### [Your objective]
Without altering anything, repeat each of the records.

Data records:
****************

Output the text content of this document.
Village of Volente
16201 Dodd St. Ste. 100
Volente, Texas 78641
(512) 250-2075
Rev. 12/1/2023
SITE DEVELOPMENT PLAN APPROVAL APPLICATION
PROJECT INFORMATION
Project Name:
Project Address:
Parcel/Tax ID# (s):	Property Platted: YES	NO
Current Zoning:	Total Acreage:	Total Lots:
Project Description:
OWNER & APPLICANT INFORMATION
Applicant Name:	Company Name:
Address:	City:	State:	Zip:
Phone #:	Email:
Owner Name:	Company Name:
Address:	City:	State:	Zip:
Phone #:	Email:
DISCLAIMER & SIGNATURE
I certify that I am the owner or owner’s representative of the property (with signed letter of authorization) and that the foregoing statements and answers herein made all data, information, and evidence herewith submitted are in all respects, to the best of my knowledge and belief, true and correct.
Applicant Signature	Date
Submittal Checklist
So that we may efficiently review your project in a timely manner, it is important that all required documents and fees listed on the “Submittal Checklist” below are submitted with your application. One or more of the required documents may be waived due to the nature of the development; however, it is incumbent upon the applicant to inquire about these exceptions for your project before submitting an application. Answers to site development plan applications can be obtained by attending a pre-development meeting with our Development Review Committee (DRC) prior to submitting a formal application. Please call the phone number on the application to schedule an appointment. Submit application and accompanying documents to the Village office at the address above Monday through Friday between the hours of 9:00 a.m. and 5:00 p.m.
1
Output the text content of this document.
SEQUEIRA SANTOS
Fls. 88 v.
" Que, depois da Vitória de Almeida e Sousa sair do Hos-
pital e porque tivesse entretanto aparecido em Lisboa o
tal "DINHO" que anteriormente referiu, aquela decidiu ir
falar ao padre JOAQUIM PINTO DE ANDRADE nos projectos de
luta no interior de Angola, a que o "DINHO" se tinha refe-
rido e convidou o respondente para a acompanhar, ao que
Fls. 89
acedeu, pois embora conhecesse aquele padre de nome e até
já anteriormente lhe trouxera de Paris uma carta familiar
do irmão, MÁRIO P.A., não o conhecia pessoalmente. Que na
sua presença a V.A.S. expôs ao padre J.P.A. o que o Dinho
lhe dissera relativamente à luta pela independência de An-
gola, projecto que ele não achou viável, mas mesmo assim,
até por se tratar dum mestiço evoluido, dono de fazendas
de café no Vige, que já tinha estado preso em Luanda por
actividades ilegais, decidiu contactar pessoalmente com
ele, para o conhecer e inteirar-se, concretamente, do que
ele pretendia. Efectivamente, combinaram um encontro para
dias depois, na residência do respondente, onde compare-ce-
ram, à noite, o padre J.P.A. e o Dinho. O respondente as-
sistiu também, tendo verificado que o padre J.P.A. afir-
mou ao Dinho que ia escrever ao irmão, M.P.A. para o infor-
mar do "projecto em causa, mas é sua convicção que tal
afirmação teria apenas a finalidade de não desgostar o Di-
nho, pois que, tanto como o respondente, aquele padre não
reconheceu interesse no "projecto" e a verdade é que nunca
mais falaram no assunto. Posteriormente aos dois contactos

****************

### [Finished answer]
Output the text content of this document.
Village of Volente
16201 Dodd St. Ste. 100
Volente, Texas 78641
(512) 250-2075
Rev. 12/1/2023
SITE DEVELOPMENT PLAN APPROVAL APPLICATION
PROJECT INFORMATION
Project Name:
Project Address:
Parcel/Tax ID# (s):	Property Platted: YES	NO
Current Zoning:	Total Acreage:	Total Lots:
Project Description:
OWNER & APPLICANT INFORMATION
Applicant Name:	Company Name:
Address:	City:	State:	Zip:
Phone #:	Email:
Owner Name:	Company Name:
Address:	City:	State:	Zip:
Phone #:	Email:
DISCLAIMER & SIGNATURE
I certify that I am the owner or owner’s representative of the property (with signed letter of authorization) and that the foregoing statements and answers herein made all data, information, and evidence herewith submitted are in all respects, to the best of my knowledge and belief, true and correct.
Applicant Signature	Date
Submittal Checklist
So that we may efficiently review your project in a timely manner, it is important that all required documents and fees listed on the “Submittal Checklist” below are submitted with your application. One or more of the required documents may be waived due to the nature of the development; however, it is incumbent upon the applicant to inquire about these exceptions for your project before submitting an application. Answers to site development plan applications can be obtained by attending a pre-development meeting with our Development Review Committee (DRC) prior to submitting a formal application. Please call the phone number on the application to schedule an appointment. Submit application and accompanying documents to the Village office at the address above Monday through Friday between the hours of 9:00 a.m. and 5:00 p.m.
1
Output the text content of this document.
SEQUEIRA SANTOS
Fls. 88 v.
" Que, depois da Vitória de Almeida e Sousa sair do Hos-
pital e porque tivesse entretanto aparecido em Lisboa o
tal "DINHO" que anteriormente referiu, aquela decidiu ir
falar ao padre JOAQUIM PINTO DE ANDRADE nos projectos de
luta no interior de Angola, a que o "DINHO" se tinha refe-
rido e convidou o respondente para a acompanhar, ao que
Fls. 89
acedeu, pois embora conhecesse aquele padre de nome e até
já anteriormente lhe trouxera de Paris uma carta familiar
do irmão, MÁRIO P.A., não o conhecia pessoalmente. Que na
sua presença a V.A.S. expôs ao padre J.P.A. o que o Dinho
lhe dissera relativamente à luta pela independência de An-
gola, projecto que ele não achou viável, mas mesmo assim,
até por se tratar dum mestiço evoluido, dono de fazendas
de café no Vige, que já tinha estado preso em Luanda por
actividades ilegais, decidiu contactar pessoalmente com
ele, para o conhecer e inteirar-se, concretamente, do que
ele pretendia. Efectivamente, combinaram um encontro para
dias depois, na residência do respondente, onde compare-ce-
ram, à noite, o padre J.P.A. e o Dinho. O respondente as-
sistiu também, tendo verificado que o padre J.P.A. afir-
mou ao Dinho que ia escrever ao irmão, M.P.A. para o infor-
mar do "projecto em causa, mas é sua convicção que tal
afirmação teria apenas a finalidade de não desgostar o Di-
nho, pois que, tanto como o respondente, aquele padre não
reconheceu interesse no "projecto" e a verdade é que nunca
mais falaram no assunto. Posteriormente aos dois contactos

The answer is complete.